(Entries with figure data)
════
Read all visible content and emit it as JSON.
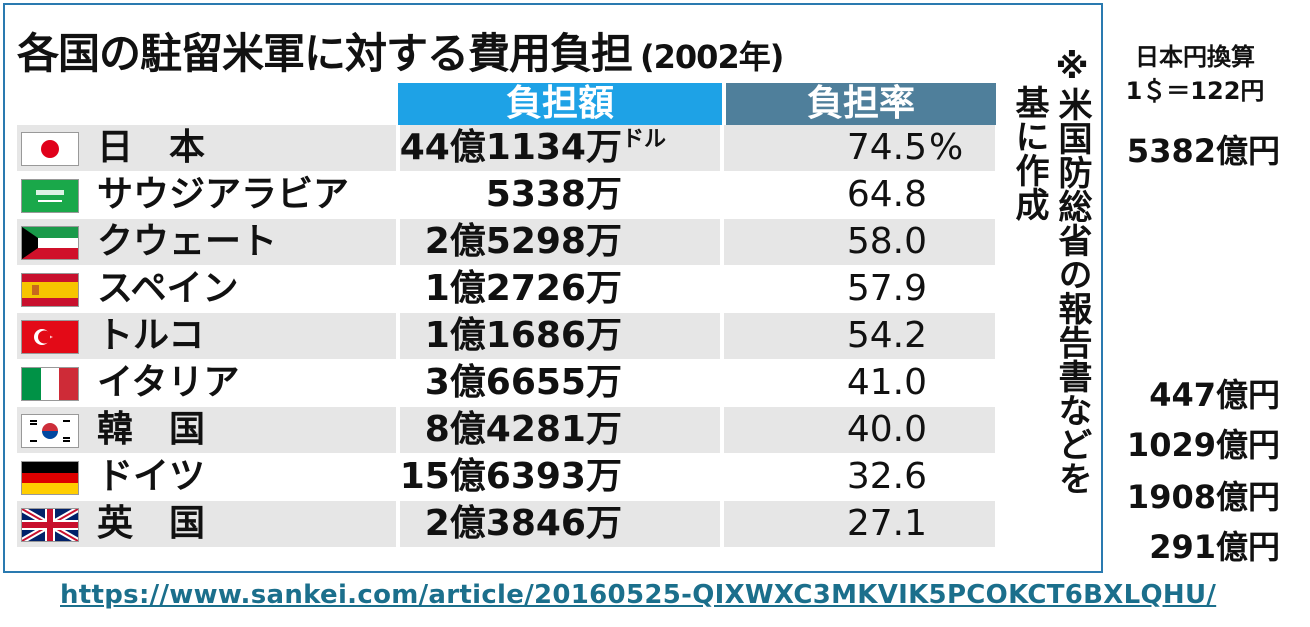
{
  "title": {
    "main": "各国の駐留米軍に対する費用負担",
    "year": "(2002年)"
  },
  "headers": {
    "amount": "負担額",
    "rate": "負担率"
  },
  "rows": [
    {
      "flag": "japan-flag",
      "country": "日　本",
      "amount": "44億1134万",
      "unit": "ドル",
      "rate": "74.5",
      "pct": "%"
    },
    {
      "flag": "saudi-arabia-flag",
      "country": "サウジアラビア",
      "amount": "5338万",
      "unit": "",
      "rate": "64.8",
      "pct": ""
    },
    {
      "flag": "kuwait-flag",
      "country": "クウェート",
      "amount": "2億5298万",
      "unit": "",
      "rate": "58.0",
      "pct": ""
    },
    {
      "flag": "spain-flag",
      "country": "スペイン",
      "amount": "1億2726万",
      "unit": "",
      "rate": "57.9",
      "pct": ""
    },
    {
      "flag": "turkey-flag",
      "country": "トルコ",
      "amount": "1億1686万",
      "unit": "",
      "rate": "54.2",
      "pct": ""
    },
    {
      "flag": "italy-flag",
      "country": "イタリア",
      "amount": "3億6655万",
      "unit": "",
      "rate": "41.0",
      "pct": ""
    },
    {
      "flag": "korea-flag",
      "country": "韓　国",
      "amount": "8億4281万",
      "unit": "",
      "rate": "40.0",
      "pct": ""
    },
    {
      "flag": "germany-flag",
      "country": "ドイツ",
      "amount": "15億6393万",
      "unit": "",
      "rate": "32.6",
      "pct": ""
    },
    {
      "flag": "uk-flag",
      "country": "英　国",
      "amount": "2億3846万",
      "unit": "",
      "rate": "27.1",
      "pct": ""
    }
  ],
  "note": {
    "line1": "※米国防総省の報告書などを",
    "line2": "基に作成"
  },
  "conversion": {
    "line1": "日本円換算",
    "line2": "1＄＝122円"
  },
  "yen_values": {
    "japan": "5382億円",
    "italy": "447億円",
    "korea": "1029億円",
    "germany": "1908億円",
    "uk": "291億円"
  },
  "source_url": "https://www.sankei.com/article/20160525-QIXWXC3MKVIK5PCOKCT6BXLQHU/",
  "colors": {
    "amount_header": "#1ea2e6",
    "rate_header": "#4f7f9b",
    "frame": "#2a7ab0",
    "link": "#1b6f8c"
  }
}
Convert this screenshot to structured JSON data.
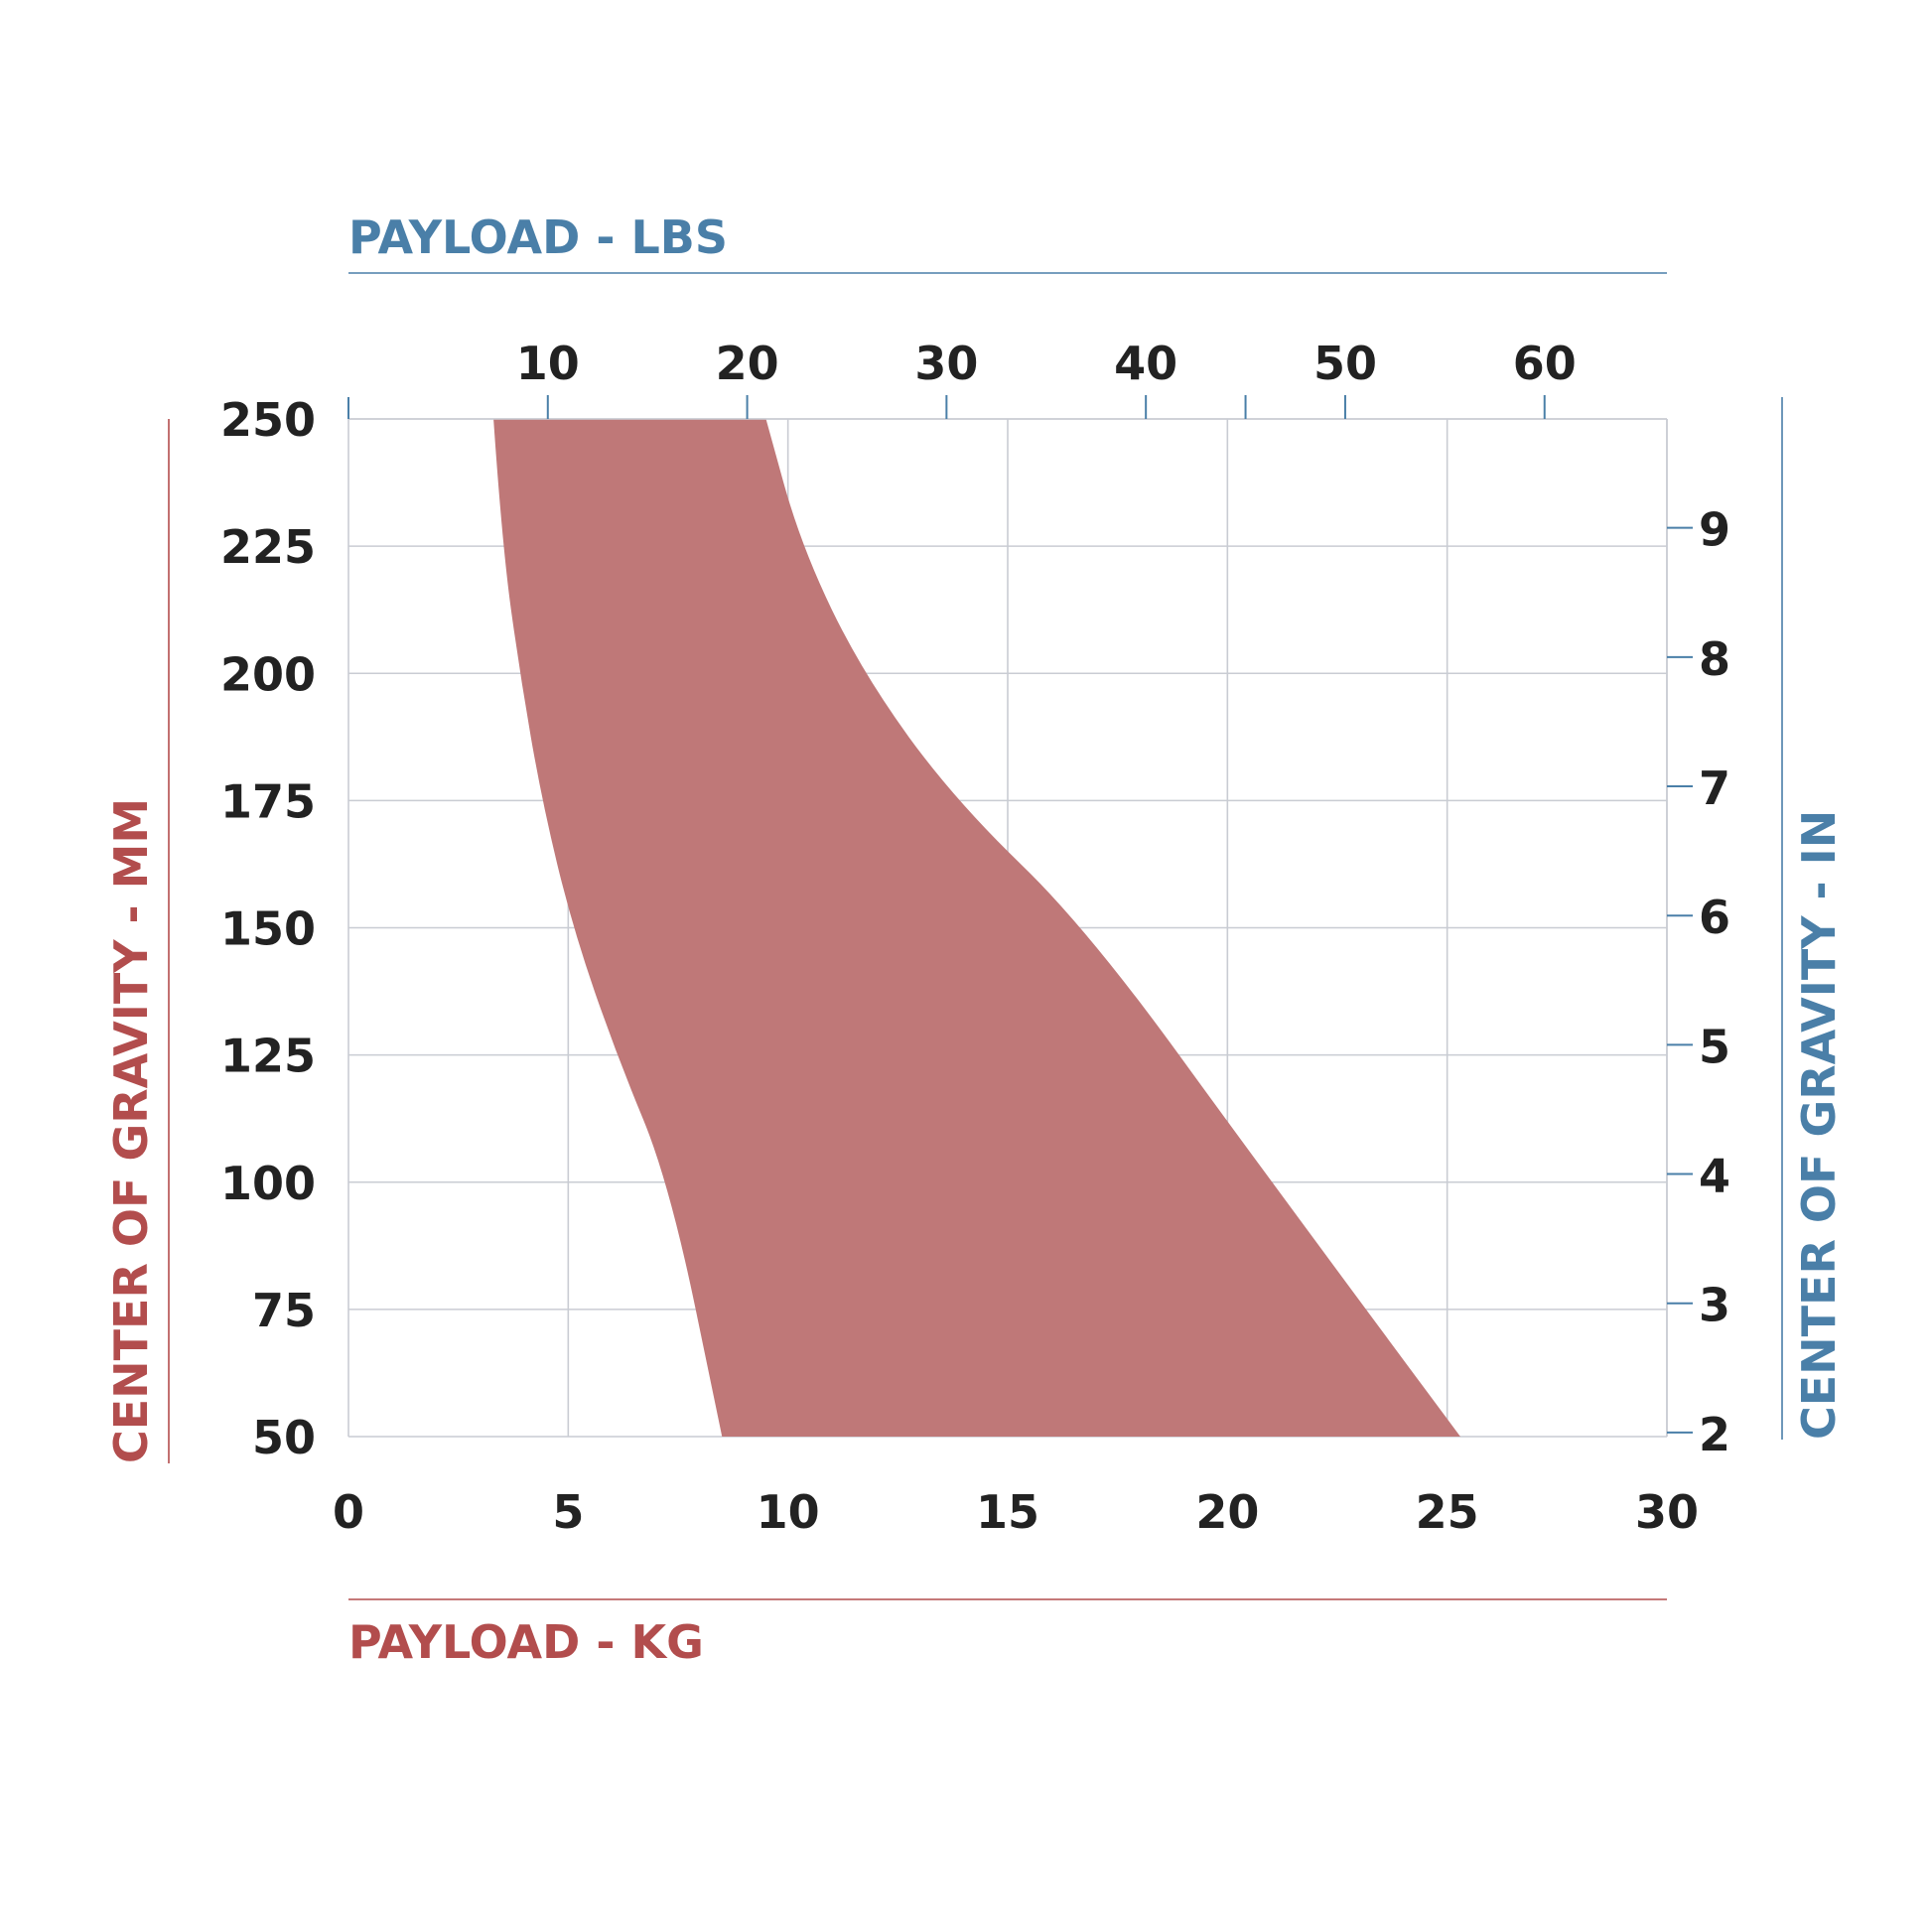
{
  "chart_data": {
    "type": "area",
    "x_bottom": {
      "label": "PAYLOAD - KG",
      "range": [
        0,
        30
      ],
      "ticks": [
        0,
        5,
        10,
        15,
        20,
        25,
        30
      ],
      "tick_labels": [
        "0",
        "5",
        "10",
        "15",
        "20",
        "25",
        "30"
      ]
    },
    "x_top": {
      "label": "PAYLOAD - LBS",
      "ticks": [
        10,
        20,
        30,
        40,
        50,
        60
      ],
      "tick_labels": [
        "10",
        "20",
        "30",
        "40",
        "50",
        "60"
      ]
    },
    "y_left": {
      "label": "CENTER OF GRAVITY - MM",
      "range": [
        50,
        250
      ],
      "ticks": [
        50,
        75,
        100,
        125,
        150,
        175,
        200,
        225,
        250
      ],
      "tick_labels": [
        "50",
        "75",
        "100",
        "125",
        "150",
        "175",
        "200",
        "225",
        "250"
      ]
    },
    "y_right": {
      "label": "CENTER OF GRAVITY - IN",
      "ticks": [
        2,
        3,
        4,
        5,
        6,
        7,
        8,
        9
      ],
      "tick_labels": [
        "2",
        "3",
        "4",
        "5",
        "6",
        "7",
        "8",
        "9"
      ]
    },
    "region": {
      "name": "",
      "lower_bound": {
        "x": [
          3.3,
          3.5,
          3.9,
          4.4,
          5.1,
          6.1,
          7.3,
          8.5
        ],
        "y": [
          250,
          225,
          200,
          175,
          150,
          125,
          100,
          50
        ]
      },
      "upper_bound": {
        "x": [
          9.5,
          10.3,
          11.7,
          13.8,
          16.8,
          21.0,
          25.3
        ],
        "y": [
          250,
          225,
          200,
          175,
          150,
          100,
          50
        ]
      }
    },
    "grid": true,
    "colors": {
      "region": "#bf7878",
      "metric": "#b24d4d",
      "imperial": "#4a7fa8",
      "grid": "#c9ccd3",
      "ticks_text": "#222222"
    }
  }
}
════
== What to work on ==
Only the lines from the one containing "Convert this screenshot" through the last line of the entries above belong in the copy; reproduce them exactly and drop every picture.

== Answer to the task ==
Convert this screenshot to structured JSON data.
{
  "chart_data": {
    "type": "area",
    "x_bottom": {
      "label": "PAYLOAD - KG",
      "range": [
        0,
        30
      ],
      "ticks": [
        0,
        5,
        10,
        15,
        20,
        25,
        30
      ],
      "tick_labels": [
        "0",
        "5",
        "10",
        "15",
        "20",
        "25",
        "30"
      ]
    },
    "x_top": {
      "label": "PAYLOAD - LBS",
      "ticks": [
        10,
        20,
        30,
        40,
        50,
        60
      ],
      "tick_labels": [
        "10",
        "20",
        "30",
        "40",
        "50",
        "60"
      ]
    },
    "y_left": {
      "label": "CENTER OF GRAVITY - MM",
      "range": [
        50,
        250
      ],
      "ticks": [
        50,
        75,
        100,
        125,
        150,
        175,
        200,
        225,
        250
      ],
      "tick_labels": [
        "50",
        "75",
        "100",
        "125",
        "150",
        "175",
        "200",
        "225",
        "250"
      ]
    },
    "y_right": {
      "label": "CENTER OF GRAVITY - IN",
      "ticks": [
        2,
        3,
        4,
        5,
        6,
        7,
        8,
        9
      ],
      "tick_labels": [
        "2",
        "3",
        "4",
        "5",
        "6",
        "7",
        "8",
        "9"
      ]
    },
    "region": {
      "name": "",
      "lower_bound": {
        "x": [
          3.3,
          3.5,
          3.9,
          4.4,
          5.1,
          6.1,
          7.3,
          8.5
        ],
        "y": [
          250,
          225,
          200,
          175,
          150,
          125,
          100,
          50
        ]
      },
      "upper_bound": {
        "x": [
          9.5,
          10.3,
          11.7,
          13.8,
          16.8,
          21.0,
          25.3
        ],
        "y": [
          250,
          225,
          200,
          175,
          150,
          100,
          50
        ]
      }
    },
    "grid": true,
    "colors": {
      "region": "#bf7878",
      "metric": "#b24d4d",
      "imperial": "#4a7fa8",
      "grid": "#c9ccd3",
      "ticks_text": "#222222"
    }
  }
}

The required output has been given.